>> start Records supplied

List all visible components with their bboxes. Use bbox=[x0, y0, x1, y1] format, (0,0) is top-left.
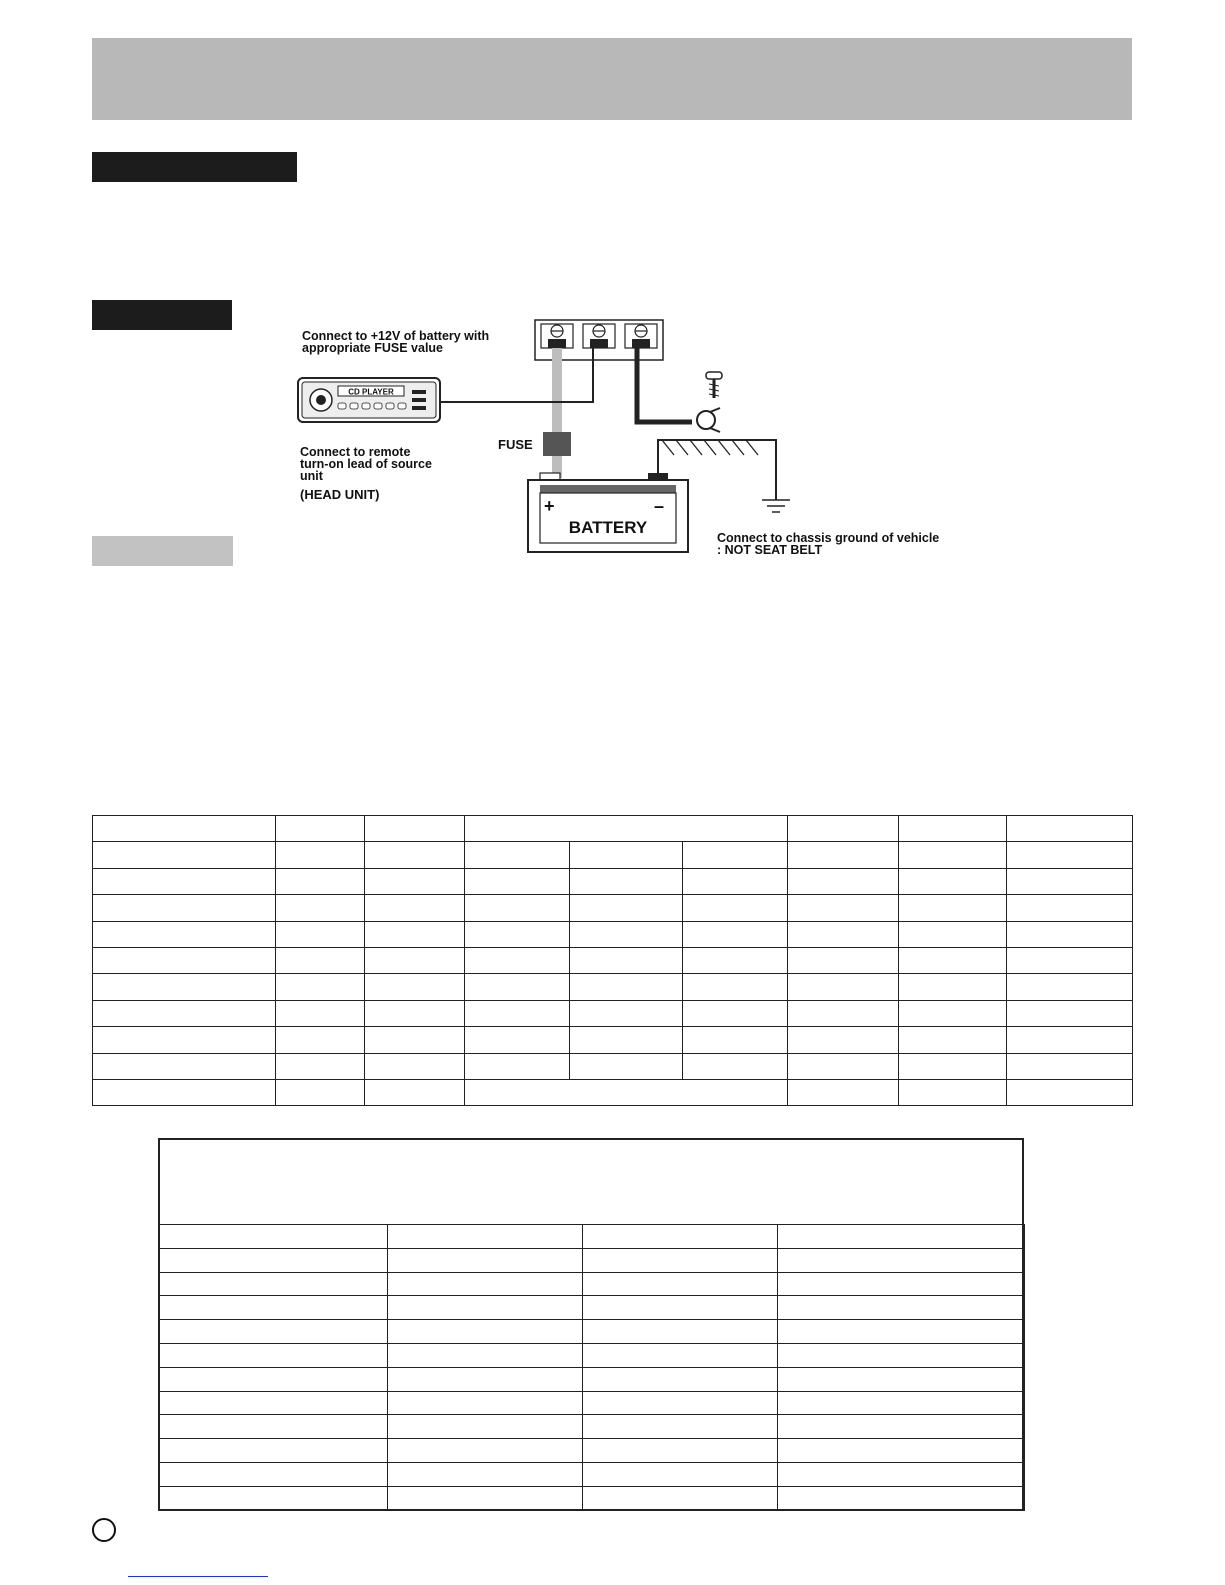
table-row bbox=[93, 842, 1133, 868]
table-cell bbox=[159, 1225, 388, 1249]
table-cell bbox=[570, 947, 683, 973]
ground-symbol-icon bbox=[762, 500, 790, 512]
table-cell bbox=[1007, 947, 1133, 973]
table-cell bbox=[365, 947, 465, 973]
table-cell bbox=[899, 947, 1007, 973]
battery-minus: – bbox=[654, 496, 665, 516]
table-cell bbox=[583, 1415, 778, 1439]
table-cell bbox=[683, 1000, 788, 1026]
table-cell bbox=[465, 1027, 570, 1053]
ring-terminal-icon bbox=[697, 408, 720, 432]
table-cell bbox=[465, 947, 570, 973]
table-cell bbox=[93, 974, 276, 1000]
wiring-diagram bbox=[290, 300, 990, 580]
table-cell bbox=[583, 1439, 778, 1463]
table-row bbox=[159, 1296, 1025, 1320]
table-cell bbox=[276, 868, 365, 894]
table-cell bbox=[683, 1027, 788, 1053]
table-cell bbox=[388, 1248, 583, 1272]
label-remote-line2: turn-on lead of source bbox=[300, 457, 432, 471]
table-cell bbox=[570, 1027, 683, 1053]
terminal-power bbox=[541, 324, 573, 348]
header-band bbox=[92, 38, 1132, 120]
table-cell bbox=[778, 1272, 1025, 1296]
table-cell bbox=[570, 974, 683, 1000]
terminal-ground bbox=[625, 324, 657, 348]
table-cell bbox=[388, 1415, 583, 1439]
table-cell bbox=[465, 895, 570, 921]
table-row bbox=[93, 895, 1133, 921]
table-cell bbox=[683, 895, 788, 921]
table-cell bbox=[365, 1053, 465, 1079]
table-cell bbox=[583, 1486, 778, 1510]
table-cell bbox=[276, 842, 365, 868]
table-cell bbox=[93, 816, 276, 842]
table-cell bbox=[570, 1053, 683, 1079]
table-cell bbox=[465, 816, 788, 842]
table-cell bbox=[388, 1367, 583, 1391]
table-cell bbox=[570, 1000, 683, 1026]
table-row bbox=[93, 947, 1133, 973]
table-cell bbox=[159, 1367, 388, 1391]
table-cell bbox=[93, 1000, 276, 1026]
table-cell bbox=[1007, 1000, 1133, 1026]
table-cell bbox=[788, 842, 899, 868]
table-row bbox=[159, 1415, 1025, 1439]
table-cell bbox=[388, 1391, 583, 1415]
table-cell bbox=[583, 1367, 778, 1391]
table-cell bbox=[159, 1391, 388, 1415]
table-cell bbox=[583, 1343, 778, 1367]
table-cell bbox=[388, 1462, 583, 1486]
wiring-diagram-svg bbox=[290, 300, 990, 580]
table-cell bbox=[778, 1415, 1025, 1439]
table-cell bbox=[570, 868, 683, 894]
table-cell bbox=[93, 1027, 276, 1053]
fuse-table bbox=[158, 1224, 1025, 1511]
table-cell bbox=[465, 921, 570, 947]
table-cell bbox=[388, 1296, 583, 1320]
table-cell bbox=[365, 1079, 465, 1105]
table-cell bbox=[899, 1000, 1007, 1026]
table-cell bbox=[93, 895, 276, 921]
table-cell bbox=[899, 974, 1007, 1000]
battery-label: BATTERY bbox=[568, 518, 648, 537]
table-cell bbox=[465, 868, 570, 894]
label-remote-line3: unit bbox=[300, 469, 323, 483]
screw-icon bbox=[706, 372, 722, 398]
table-cell bbox=[583, 1248, 778, 1272]
table-row bbox=[93, 868, 1133, 894]
table-row bbox=[93, 1027, 1133, 1053]
table-cell bbox=[1007, 895, 1133, 921]
table-cell bbox=[388, 1486, 583, 1510]
table-cell bbox=[1007, 868, 1133, 894]
table-row bbox=[93, 1079, 1133, 1105]
table-cell bbox=[159, 1296, 388, 1320]
table-cell bbox=[365, 895, 465, 921]
table-cell bbox=[583, 1391, 778, 1415]
table-cell bbox=[899, 921, 1007, 947]
table-cell bbox=[788, 816, 899, 842]
table-cell bbox=[899, 1079, 1007, 1105]
table-cell bbox=[276, 816, 365, 842]
table-row bbox=[93, 1000, 1133, 1026]
table-cell bbox=[159, 1462, 388, 1486]
table-cell bbox=[788, 1000, 899, 1026]
table-row bbox=[159, 1367, 1025, 1391]
table-cell bbox=[1007, 974, 1133, 1000]
table-cell bbox=[683, 842, 788, 868]
battery bbox=[528, 473, 688, 552]
table-cell bbox=[159, 1343, 388, 1367]
label-head-unit: (HEAD UNIT) bbox=[300, 487, 380, 502]
table-cell bbox=[276, 1000, 365, 1026]
table-cell bbox=[388, 1343, 583, 1367]
table-cell bbox=[276, 895, 365, 921]
table-cell bbox=[465, 1053, 570, 1079]
table-cell bbox=[365, 816, 465, 842]
table-cell bbox=[1007, 1027, 1133, 1053]
table-cell bbox=[788, 947, 899, 973]
table-cell bbox=[465, 1079, 788, 1105]
table-cell bbox=[159, 1486, 388, 1510]
label-remote-line1: Connect to remote bbox=[300, 445, 411, 459]
table-cell bbox=[570, 921, 683, 947]
table-cell bbox=[899, 1027, 1007, 1053]
table-cell bbox=[159, 1272, 388, 1296]
table-cell bbox=[276, 947, 365, 973]
table-cell bbox=[365, 1027, 465, 1053]
table-cell bbox=[388, 1225, 583, 1249]
table-cell bbox=[583, 1272, 778, 1296]
cd-player-label: CD PLAYER bbox=[348, 387, 394, 397]
table-cell bbox=[778, 1391, 1025, 1415]
table-cell bbox=[276, 1053, 365, 1079]
footer-link-underline[interactable] bbox=[128, 1576, 268, 1577]
label-chassis-line1: Connect to chassis ground of vehicle bbox=[717, 531, 940, 545]
table-cell bbox=[276, 1027, 365, 1053]
table-row bbox=[159, 1439, 1025, 1463]
table-cell bbox=[778, 1320, 1025, 1344]
table-row bbox=[159, 1225, 1025, 1249]
table-cell bbox=[388, 1439, 583, 1463]
table-cell bbox=[683, 921, 788, 947]
label-remote bbox=[300, 445, 435, 483]
table-cell bbox=[683, 868, 788, 894]
table-row bbox=[159, 1486, 1025, 1510]
table-cell bbox=[276, 974, 365, 1000]
table-cell bbox=[778, 1248, 1025, 1272]
table-cell bbox=[365, 974, 465, 1000]
table-cell bbox=[899, 842, 1007, 868]
table-cell bbox=[899, 816, 1007, 842]
table-cell bbox=[465, 842, 570, 868]
table-cell bbox=[683, 974, 788, 1000]
table-cell bbox=[159, 1439, 388, 1463]
table-cell bbox=[1007, 921, 1133, 947]
fuse bbox=[543, 432, 571, 456]
table-cell bbox=[365, 921, 465, 947]
table-row bbox=[159, 1320, 1025, 1344]
label-battery-connect-line2: appropriate FUSE value bbox=[302, 341, 444, 355]
section-tab-3 bbox=[92, 536, 233, 566]
battery-plus: + bbox=[544, 496, 555, 516]
table-cell bbox=[583, 1225, 778, 1249]
table-row bbox=[159, 1272, 1025, 1296]
table-cell bbox=[788, 1053, 899, 1079]
table-cell bbox=[788, 895, 899, 921]
table-row bbox=[93, 1053, 1133, 1079]
table-cell bbox=[778, 1462, 1025, 1486]
table-row bbox=[159, 1343, 1025, 1367]
table-cell bbox=[788, 1079, 899, 1105]
fuse-label: FUSE bbox=[498, 437, 533, 452]
table-cell bbox=[388, 1320, 583, 1344]
table-cell bbox=[93, 921, 276, 947]
table-cell bbox=[788, 921, 899, 947]
table-row bbox=[93, 921, 1133, 947]
table-cell bbox=[276, 921, 365, 947]
table-cell bbox=[683, 947, 788, 973]
table-cell bbox=[583, 1320, 778, 1344]
table-cell bbox=[788, 974, 899, 1000]
table-cell bbox=[778, 1367, 1025, 1391]
table-cell bbox=[93, 1079, 276, 1105]
label-battery-connect-line1: Connect to +12V of battery with bbox=[302, 329, 490, 343]
table-cell bbox=[93, 947, 276, 973]
table-cell bbox=[778, 1296, 1025, 1320]
label-battery-connect bbox=[302, 329, 493, 355]
label-chassis-line2: : NOT SEAT BELT bbox=[717, 543, 823, 557]
table-cell bbox=[365, 868, 465, 894]
table-cell bbox=[899, 868, 1007, 894]
table-cell bbox=[93, 842, 276, 868]
power-wire bbox=[552, 348, 562, 478]
table-cell bbox=[899, 1053, 1007, 1079]
table-row bbox=[93, 974, 1133, 1000]
table-row bbox=[93, 816, 1133, 842]
table-cell bbox=[465, 1000, 570, 1026]
table-cell bbox=[159, 1248, 388, 1272]
table-row bbox=[159, 1248, 1025, 1272]
table-cell bbox=[778, 1225, 1025, 1249]
table-cell bbox=[583, 1296, 778, 1320]
table-cell bbox=[1007, 842, 1133, 868]
table-cell bbox=[778, 1486, 1025, 1510]
table-cell bbox=[1007, 816, 1133, 842]
table-cell bbox=[465, 974, 570, 1000]
table-cell bbox=[365, 842, 465, 868]
label-chassis bbox=[717, 531, 943, 557]
table-cell bbox=[583, 1462, 778, 1486]
table-cell bbox=[788, 1027, 899, 1053]
table-cell bbox=[899, 895, 1007, 921]
table-cell bbox=[159, 1320, 388, 1344]
head-unit-icon bbox=[298, 378, 440, 422]
table-cell bbox=[570, 895, 683, 921]
table-cell bbox=[365, 1000, 465, 1026]
section-tab-1 bbox=[92, 152, 297, 182]
terminal-remote bbox=[583, 324, 615, 348]
section-tab-2 bbox=[92, 300, 232, 330]
table-cell bbox=[1007, 1079, 1133, 1105]
table-cell bbox=[683, 1053, 788, 1079]
spec-table bbox=[92, 815, 1133, 1106]
table-cell bbox=[276, 1079, 365, 1105]
table-cell bbox=[570, 842, 683, 868]
page-number-circle bbox=[92, 1518, 116, 1542]
table-cell bbox=[778, 1343, 1025, 1367]
table-cell bbox=[93, 1053, 276, 1079]
table-cell bbox=[1007, 1053, 1133, 1079]
table-cell bbox=[788, 868, 899, 894]
table-row bbox=[159, 1391, 1025, 1415]
table-row bbox=[159, 1462, 1025, 1486]
table-cell bbox=[93, 868, 276, 894]
table-cell bbox=[778, 1439, 1025, 1463]
table-cell bbox=[159, 1415, 388, 1439]
table-cell bbox=[388, 1272, 583, 1296]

>> end Records supplied

• _Given task_:
Reproduce, without alteration, the lines of the records from the line containing "table-row bbox=[93, 842, 1133, 868]" through the line containing "table-cell bbox=[365, 947, 465, 973]", including both of those lines.

• _Answer to the exercise_:
table-row bbox=[93, 842, 1133, 868]
table-cell bbox=[159, 1225, 388, 1249]
table-cell bbox=[570, 947, 683, 973]
ground-symbol-icon bbox=[762, 500, 790, 512]
table-cell bbox=[1007, 947, 1133, 973]
table-cell bbox=[365, 947, 465, 973]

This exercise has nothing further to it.